··· Supplied data ···

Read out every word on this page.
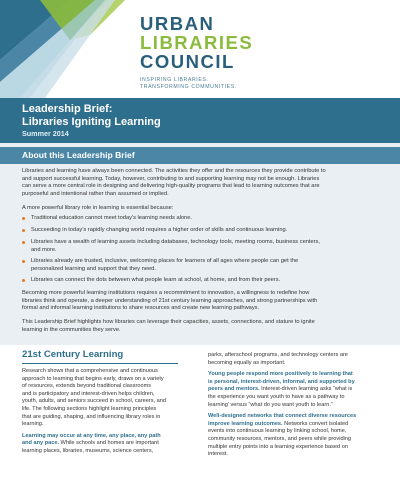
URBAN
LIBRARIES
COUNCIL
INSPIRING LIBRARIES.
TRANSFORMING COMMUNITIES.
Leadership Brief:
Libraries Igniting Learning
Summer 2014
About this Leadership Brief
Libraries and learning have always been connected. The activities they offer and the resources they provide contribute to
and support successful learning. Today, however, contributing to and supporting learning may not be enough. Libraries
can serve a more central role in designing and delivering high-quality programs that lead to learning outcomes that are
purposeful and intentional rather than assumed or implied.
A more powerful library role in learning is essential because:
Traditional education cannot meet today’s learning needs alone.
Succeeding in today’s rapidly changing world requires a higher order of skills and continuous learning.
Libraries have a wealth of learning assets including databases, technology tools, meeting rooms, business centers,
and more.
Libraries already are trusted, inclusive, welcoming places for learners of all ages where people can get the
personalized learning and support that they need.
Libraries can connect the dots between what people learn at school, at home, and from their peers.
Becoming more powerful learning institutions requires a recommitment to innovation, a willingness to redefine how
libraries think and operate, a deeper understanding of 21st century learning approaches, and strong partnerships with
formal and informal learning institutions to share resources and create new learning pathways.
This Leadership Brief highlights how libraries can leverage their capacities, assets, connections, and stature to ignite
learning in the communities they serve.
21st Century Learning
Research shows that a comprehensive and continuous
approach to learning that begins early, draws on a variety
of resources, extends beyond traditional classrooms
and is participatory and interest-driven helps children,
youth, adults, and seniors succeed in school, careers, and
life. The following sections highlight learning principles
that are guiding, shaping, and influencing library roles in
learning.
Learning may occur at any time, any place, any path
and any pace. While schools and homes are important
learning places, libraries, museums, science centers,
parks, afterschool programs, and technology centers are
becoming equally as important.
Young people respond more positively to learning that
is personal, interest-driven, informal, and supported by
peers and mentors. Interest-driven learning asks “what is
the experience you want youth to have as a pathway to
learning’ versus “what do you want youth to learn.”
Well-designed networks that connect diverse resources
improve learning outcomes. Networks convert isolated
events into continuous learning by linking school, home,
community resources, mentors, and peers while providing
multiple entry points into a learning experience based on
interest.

···
··· Supplied data ···

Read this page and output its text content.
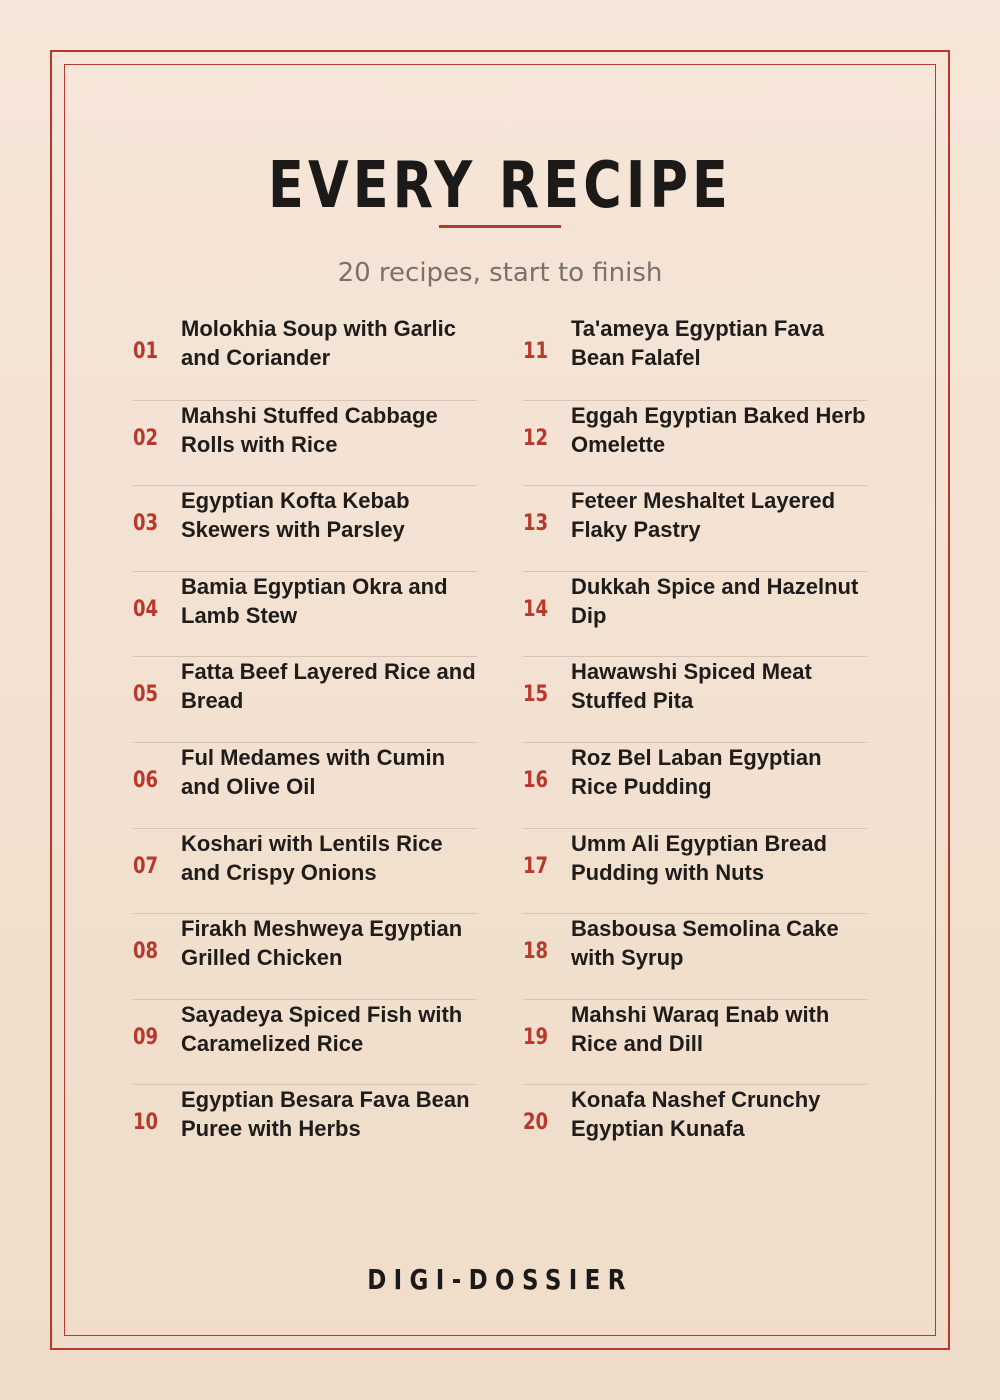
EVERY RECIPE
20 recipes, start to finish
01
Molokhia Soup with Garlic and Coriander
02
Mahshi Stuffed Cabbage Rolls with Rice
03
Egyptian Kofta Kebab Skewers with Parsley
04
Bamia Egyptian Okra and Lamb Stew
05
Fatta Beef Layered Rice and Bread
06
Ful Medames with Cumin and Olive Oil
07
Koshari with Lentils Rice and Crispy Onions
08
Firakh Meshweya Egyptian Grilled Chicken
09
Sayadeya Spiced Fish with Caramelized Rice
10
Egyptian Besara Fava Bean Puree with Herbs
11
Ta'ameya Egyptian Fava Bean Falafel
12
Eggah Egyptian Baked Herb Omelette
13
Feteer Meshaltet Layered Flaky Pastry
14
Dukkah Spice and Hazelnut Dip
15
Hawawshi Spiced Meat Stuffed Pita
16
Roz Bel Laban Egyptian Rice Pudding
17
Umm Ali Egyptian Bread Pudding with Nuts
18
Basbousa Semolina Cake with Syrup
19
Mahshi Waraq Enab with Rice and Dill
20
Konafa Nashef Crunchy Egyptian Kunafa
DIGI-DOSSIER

···

_Goal_. Which lines hold the word "want"? Copy every one of them.

_Output for this exercise_.
the experience you want youth to have as a pathway to
learning’ versus “what do you want youth to learn.”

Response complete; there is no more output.